Aim of the task: Gather up every line that includes the string "Kosttillskott".
-- begin --
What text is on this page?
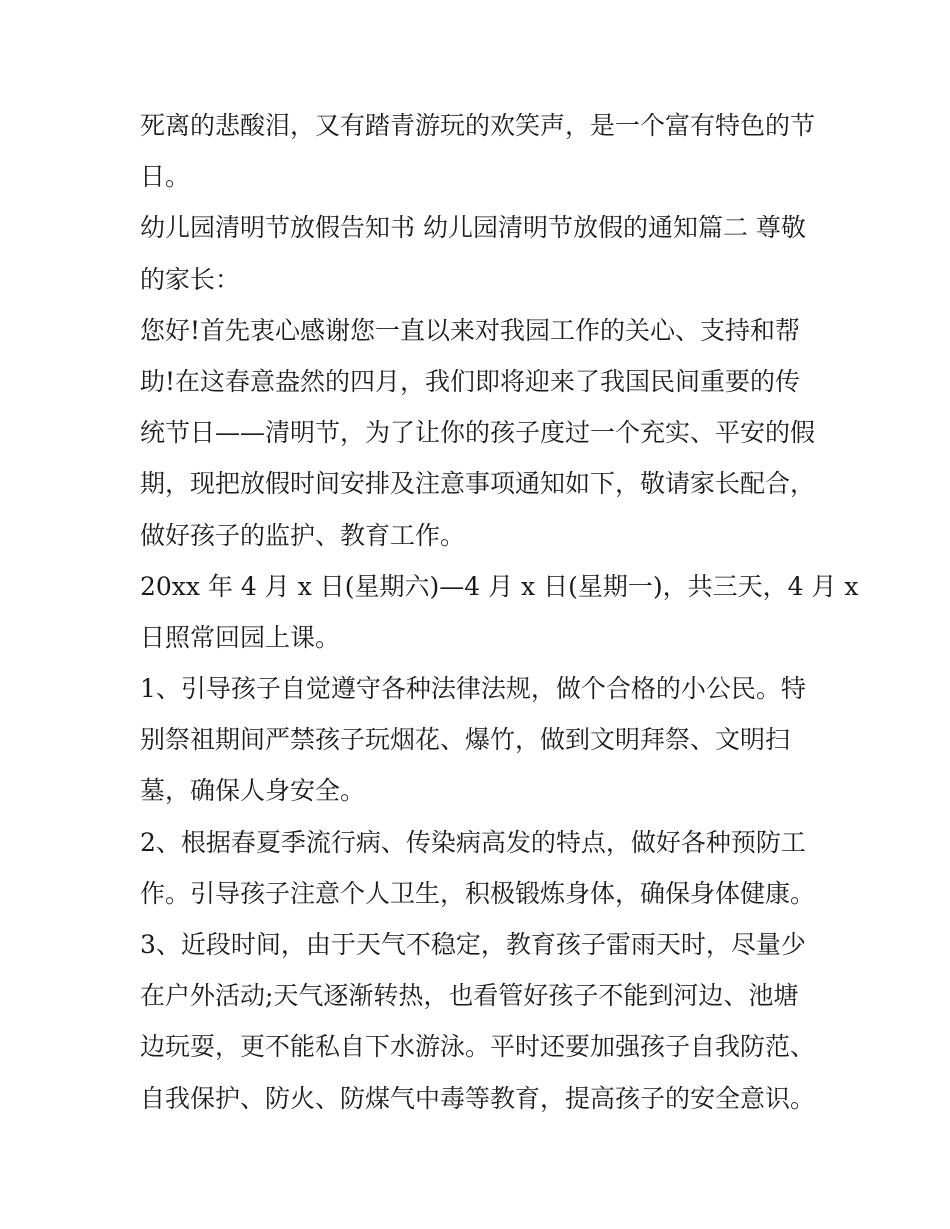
死离的悲酸泪，又有踏青游玩的欢笑声，是一个富有特色的节
日。
幼儿园清明节放假告知书 幼儿园清明节放假的通知篇二 尊敬
的家长：
您好!首先衷心感谢您一直以来对我园工作的关心、支持和帮
助!在这春意盎然的四月，我们即将迎来了我国民间重要的传
统节日——清明节，为了让你的孩子度过一个充实、平安的假
期，现把放假时间安排及注意事项通知如下，敬请家长配合，
做好孩子的监护、教育工作。
20xx 年 4 月 x 日(星期六)—4 月 x 日(星期一)，共三天，4 月 x
日照常回园上课。
1、引导孩子自觉遵守各种法律法规，做个合格的小公民。特
别祭祖期间严禁孩子玩烟花、爆竹，做到文明拜祭、文明扫
墓，确保人身安全。
2、根据春夏季流行病、传染病高发的特点，做好各种预防工
作。引导孩子注意个人卫生，积极锻炼身体，确保身体健康。
3、近段时间，由于天气不稳定，教育孩子雷雨天时，尽量少
在户外活动;天气逐渐转热，也看管好孩子不能到河边、池塘
边玩耍，更不能私自下水游泳。平时还要加强孩子自我防范、
自我保护、防火、防煤气中毒等教育，提高孩子的安全意识。
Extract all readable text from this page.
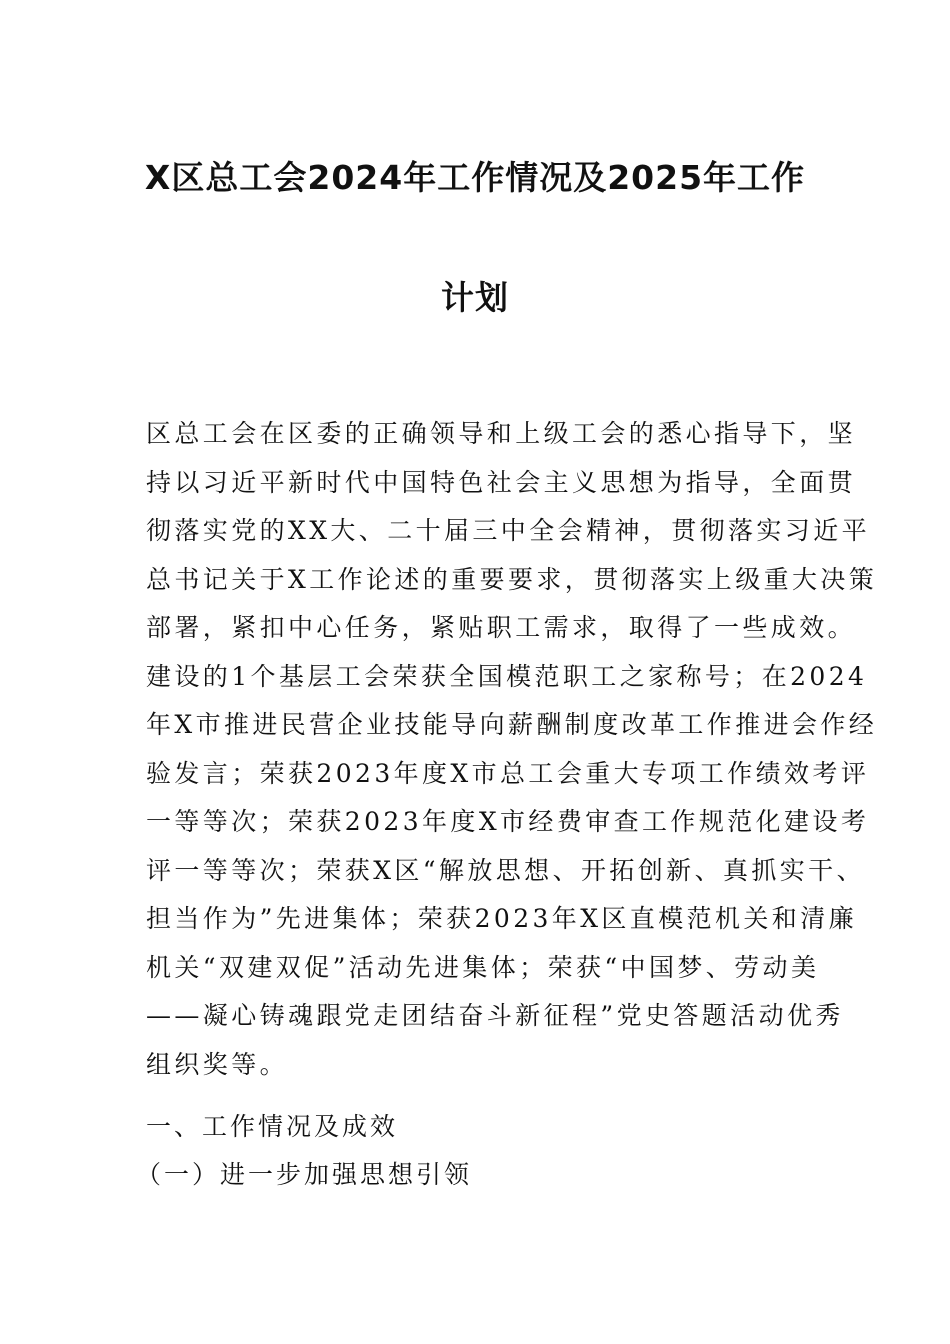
X区总工会2024年工作情况及2025年工作
计划
区总工会在区委的正确领导和上级工会的悉心指导下，坚
持以习近平新时代中国特色社会主义思想为指导，全面贯
彻落实党的XX大、二十届三中全会精神，贯彻落实习近平
总书记关于X工作论述的重要要求，贯彻落实上级重大决策
部署，紧扣中心任务，紧贴职工需求，取得了一些成效。
建设的1个基层工会荣获全国模范职工之家称号；在2024
年X市推进民营企业技能导向薪酬制度改革工作推进会作经
验发言；荣获2023年度X市总工会重大专项工作绩效考评
一等等次；荣获2023年度X市经费审查工作规范化建设考
评一等等次；荣获X区“解放思想、开拓创新、真抓实干、
担当作为”先进集体；荣获2023年X区直模范机关和清廉
机关“双建双促”活动先进集体；荣获“中国梦、劳动美
——凝心铸魂跟党走团结奋斗新征程”党史答题活动优秀
组织奖等。

一、工作情况及成效

（一）进一步加强思想引领
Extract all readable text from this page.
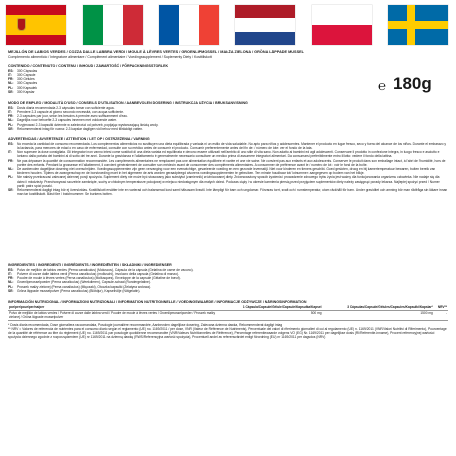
MEJILLÓN DE LABIOS VERDES / COZZA DALLE LABBRA VERDI / MOULE À LÈVRES VERTES / GROENLIPMOSSEL / MAŁŻA ZIELONA / GRÖNA LÄPPADE MUSSEL
Complemento alimenticio / Integratore alimentare / Complément alimentaire / Voedingssupplement / Suplementy Diety / Kosttillskott
℮ 180g
CONTENIDO / CONTENUTO / CONTENU / INHOUD / ZAWARTOŚĆ / FÖRPACKNINGSSTORLEK
ES:	300 Cápsulas
IT:	300 Capsule
FR:	300 Gélules
NL:	300 Capsules
PL:	300 Kapsułek
SE:	300 Kapslar
MODO DE EMPLEO / MODALITÀ D'USO / CONSEILS D'UTILISATION / AANBEVOLEN DOSERING / INSTRUKCJA UŻYCIA / BRUKSANVISNING
ES:	Dosis diaria recomendada 2-3 cápsulas tomar con suficiente agua.
IT:	Prendere 2-3 capsule al giorno secondo necessità, con acqua sufficiente.
FR:	2-3 capsules par jour, selon les besoins à prendre avec suffisamment d'eau.
NL:	Dagelijks voor behoefte 2-3 capsules innemen met voldoende water.
PL:	Przyjmować 2-3 kapsułki dziennie w zależności od potrzeb, popijając wystarczającą ilością wody.
SE:	Rekommenderat intag för vuxna: 2-3 kapslar dagligen vid behov med tillräckligt vatten.
ADVERTENCIAS / AVVERTENZE / ATTENTION / LET OP / OSTRZEŻENIA / VARNING
ES:	No exceda la cantidad de consumo recomendada. Los complementos alimenticios no sustituyen una dieta equilibrada y variada ni un estilo de vida saludable. No apto para niños y adolescentes. Mantener el producto en lugar fresco, seco y fuera del alcance de los niños. Durante el embarazo y la lactancia, para menores de edad o en caso de enfermedad, consulte con su médico antes de consumir el producto. Consumir preferentemente antes del fin de: / número de lote: ver el fondo de la lata.
IT:	Non superare la dose consigliata. Gli integratori non vanno intesi come sostituti di una dieta variata ed equilibrata e devono essere utilizzati nell'ambito di uno stile di vita sano. Non adatto ai bambini ed agli adolescenti. Conservare il prodotto in confezione integra, in luogo fresco e asciutto e lontano dalla portata dei bambini al di sotto dei tre anni. Durante la gravidanza e l'allattamento è generalmente necessario consultare un medico prima di assumere integratori alimentari. Da consumarsi preferibilmente entro il/lotto: vedere il fondo della lattina.
FR:	Ne pas dépasser la quantité de consommation recommandée. Les compléments alimentaires ne remplacent pas une alimentation équilibrée et variée et une vie saine. Ne convient pas aux enfants et aux adolescents. Conserver le produit dans son emballage intact, à l'abri de l'humidité, hors de portée des enfants. Pendant la grossesse et l'allaitement, il convient généralement de consulter son médecin avant de consommer des compléments alimentaires. A consommer de préférence avant le / numéro de lot : voir le fond de la boîte.
NL:	De aanbevolen dagelijkse dosering niet overschrijden. Voedingssupplementen zijn geen vervanging voor een evenwichtige, gevarieerde voeding en een gezonde levensstijl. Niet voor kinderen en tieners geschikt. Goed gesloten, droog en bij kamertemperatuur bewaren, buiten bereik van kinderen houden. Tijdens de zwangerschap en de borstvoeding moet in het algemeen de arts worden geraadpleegd alvorens voedingssupplementen te gebruiken. Ten minste houdbaar tot/ lotnummer: aangegeven op bodem van het blikje.
PL:	Nie należy przekraczać zalecanej dziennej porcji spożycia. Suplement diety nie może być stosowany jako substytut (zamiennik) zróżnicowanej diety. Zrównoważony sposób żywienia i prowadzenie zdrowego trybu życia jest ważny dla funkcjonowania organizmu człowieka. Nie nadaje się dla dzieci i młodzieży. Przechowywać szczelnie zamknięte, suchy w chłodnym temperaturze pokojowej w miejscu niedostępnym dla małych dzieci. Podczas ciąży i w okresie karmienia piersią przed przyjęciem suplementów diety należy zasięgnąć porady lekarza. Najlepiej spożyć przed / Numer partii: patrz spód puszki.
SE:	Rekommenderat dagligt intag bör ej överskridas. Kosttillskott ersätter inte en varierad och balanserad kost samt hälsosam livsstil. Inte lämpligt för barn och ungdomar. Förvaras torrt, svalt och i rumstemperatur, utom räckhåll för barn. Under graviditet och amning bör man rådfråga sin läkare innan man tar kosttillskott. Bäst före / batchnummer: Se burkens botten.
INGREDIENTES / INGREDIENTI / INGRÉDIENTS / INGREDIËNTEN / SKŁADNIKI / INGREDIENSER
ES:	Polvo de mejillón de labios verdes (Perna canaliculus) (Moluscos), Cápsula de la cápsula (Gelatina de carne de vacuno).
IT:	Polvere di cozze dalle labbra verdi (Perna canaliculus) (molluschi), involucro della capsula (Gelatina di manzo).
FR:	Poudre de moule à lèvres vertes (Perna canaliculus) (Mollusques), Enveloppe de la capsule (Gélatine de bœuf).
NL:	Groenlipmosselpoeder (Perna canaliculus) (Weekdieren), Capsule-schaal (Rundergelatine).
PL:	Proszek małży zielonej (Perna canaliculus) (Mięczaki), Otoczka kapsułki (Żelatyna wołowa).
SE:	Gröna läppade musselpulver (Perna canaliculus) (Blötdjur), Kapselhölje (Nötgelatin).
INFORMACIÓN NUTRICIONAL / INFORMAZIONI NUTRIZIONALI / INFORMATION NUTRITIONNELLE / VOEDINGSWAARDE / INFORMACJE ODŻYWCZE / NÄRINGSINFORMATION
por/per/pour/per/na/per	1 Cápsula/Capsule/Gélule/Capsule/Kapsułka/Kapsel	3 Cápsulas/Capsule/Gélules/Capsules/Kapsułki/Kapslar*	NRV**
Polvo de mejillón de labios verdes / Polvere di cozze dalle labbra verdi / Poudre de moule à lèvres vertes / Groenlipmosselpoeder / Proszek małży zielonej / Gröna läppade musselpulver	500 mg	1500 mg	-

* Dosis diaria recomendada, Dose giornaliera raccomandata, Posologie journalière recommandée, Aanbevolen dagelijkse dosering, Zalecana dzienna dawka, Rekommenderat dagligt intag

** NRV = Valores de referencia de nutrientes para el consumo diario según el reglamento (UE) no. 1169/2011 / per dose, VNR (Valeur de Référence de Nutriments), Percentuale dei valori di riferimento giornalieri di cui al regolamento (UE) n. 1169/2011 (VNR/Valori Nutritivi di Riferimento), Pourcentage de la quantité de référence au titre du règlement (UE) no. 1169/2011 par posologie quotidienne recommandée (VNR/Valeurs Nutritionnelles de Référence), Percentage referentiewaarde volgens VO (EG) Nr. 1169/2011 per dagelijkse dosis (RI/Referentie-inname), Procent referencyjnej wartości spożycia dziennego zgodnie z rozporządzeniem (UE) nr 1169/2011 na dzienną dawkę (RWS/Referencyjna wartość spożycia), Procentuell andel av referensvärdet enligt förordning (EU) nr 1169/2011 per dagsdos (NRV)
-- end --
Answer:
Complemento alimenticio / Integratore alimentare / Complément alimentaire / Voedingssupplement / Suplementy Diety / Kosttillskott
SE:	Rekommenderat dagligt intag bör ej överskridas. Kosttillskott ersätter inte en varierad och balanserad kost samt hälsosam livsstil. Inte lämpligt för barn och ungdomar. Förvaras torrt, svalt och i rumstemperatur, utom räckhåll för barn. Under graviditet och amning bör man rådfråga sin läkare innan man tar kosttillskott. Bäst före / batchnummer: Se burkens botten.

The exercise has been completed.